### Figure record extracts:
• • •
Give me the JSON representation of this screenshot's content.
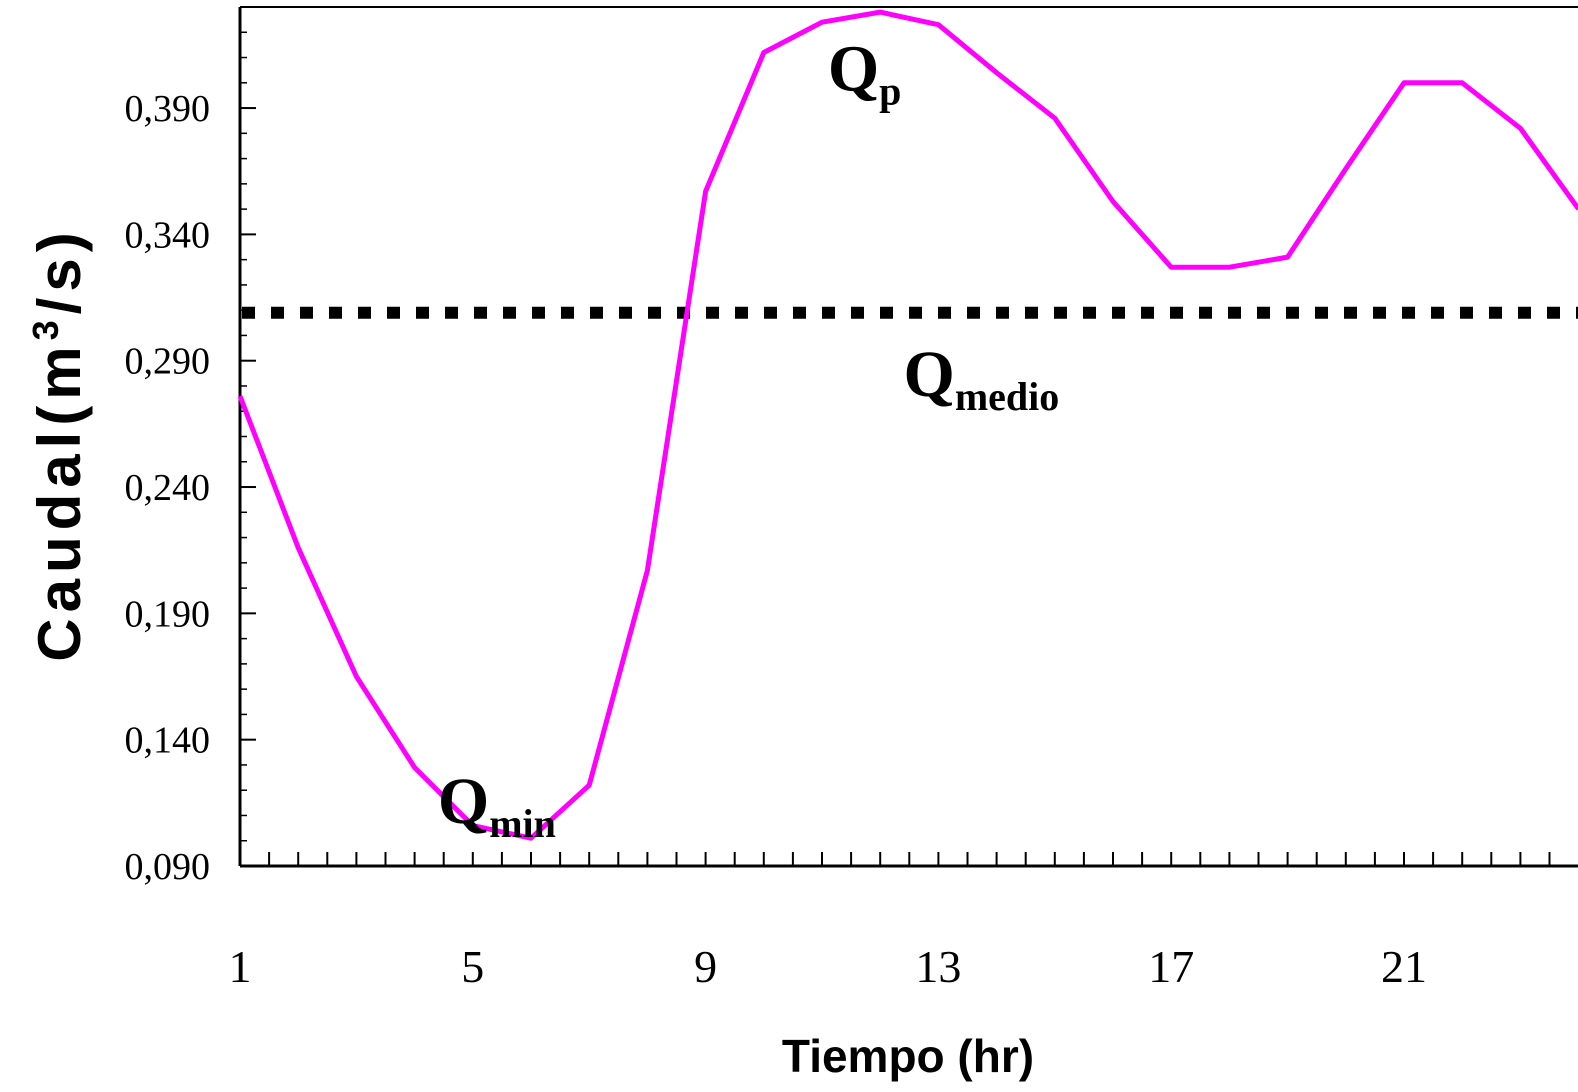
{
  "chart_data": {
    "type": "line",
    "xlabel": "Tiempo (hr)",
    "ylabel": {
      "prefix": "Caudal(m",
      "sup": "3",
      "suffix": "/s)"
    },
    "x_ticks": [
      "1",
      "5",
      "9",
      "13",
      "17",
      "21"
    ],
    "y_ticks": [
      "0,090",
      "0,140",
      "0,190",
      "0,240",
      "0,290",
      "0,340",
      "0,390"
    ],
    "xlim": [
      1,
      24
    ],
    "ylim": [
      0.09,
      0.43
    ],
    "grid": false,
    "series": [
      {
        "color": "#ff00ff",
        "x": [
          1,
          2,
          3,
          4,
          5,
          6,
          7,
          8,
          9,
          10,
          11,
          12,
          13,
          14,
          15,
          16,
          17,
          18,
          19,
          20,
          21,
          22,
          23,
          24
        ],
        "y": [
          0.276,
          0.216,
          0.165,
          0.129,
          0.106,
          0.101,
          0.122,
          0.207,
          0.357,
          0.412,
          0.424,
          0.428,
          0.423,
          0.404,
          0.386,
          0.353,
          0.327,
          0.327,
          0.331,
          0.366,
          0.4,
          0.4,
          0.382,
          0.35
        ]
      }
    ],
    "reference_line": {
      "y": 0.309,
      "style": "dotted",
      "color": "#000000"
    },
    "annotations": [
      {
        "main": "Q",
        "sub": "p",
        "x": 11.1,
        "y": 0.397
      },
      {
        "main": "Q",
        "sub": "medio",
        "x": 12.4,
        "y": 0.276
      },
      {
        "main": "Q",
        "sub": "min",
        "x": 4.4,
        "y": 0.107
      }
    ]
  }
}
• • •
### REQUIREMENTS:
Repeat verbatim all the material, but not the pictures.

### TASK RESULT:
Give me the JSON representation of this screenshot's content.
{
  "chart_data": {
    "type": "line",
    "xlabel": "Tiempo (hr)",
    "ylabel": {
      "prefix": "Caudal(m",
      "sup": "3",
      "suffix": "/s)"
    },
    "x_ticks": [
      "1",
      "5",
      "9",
      "13",
      "17",
      "21"
    ],
    "y_ticks": [
      "0,090",
      "0,140",
      "0,190",
      "0,240",
      "0,290",
      "0,340",
      "0,390"
    ],
    "xlim": [
      1,
      24
    ],
    "ylim": [
      0.09,
      0.43
    ],
    "grid": false,
    "series": [
      {
        "color": "#ff00ff",
        "x": [
          1,
          2,
          3,
          4,
          5,
          6,
          7,
          8,
          9,
          10,
          11,
          12,
          13,
          14,
          15,
          16,
          17,
          18,
          19,
          20,
          21,
          22,
          23,
          24
        ],
        "y": [
          0.276,
          0.216,
          0.165,
          0.129,
          0.106,
          0.101,
          0.122,
          0.207,
          0.357,
          0.412,
          0.424,
          0.428,
          0.423,
          0.404,
          0.386,
          0.353,
          0.327,
          0.327,
          0.331,
          0.366,
          0.4,
          0.4,
          0.382,
          0.35
        ]
      }
    ],
    "reference_line": {
      "y": 0.309,
      "style": "dotted",
      "color": "#000000"
    },
    "annotations": [
      {
        "main": "Q",
        "sub": "p",
        "x": 11.1,
        "y": 0.397
      },
      {
        "main": "Q",
        "sub": "medio",
        "x": 12.4,
        "y": 0.276
      },
      {
        "main": "Q",
        "sub": "min",
        "x": 4.4,
        "y": 0.107
      }
    ]
  }
}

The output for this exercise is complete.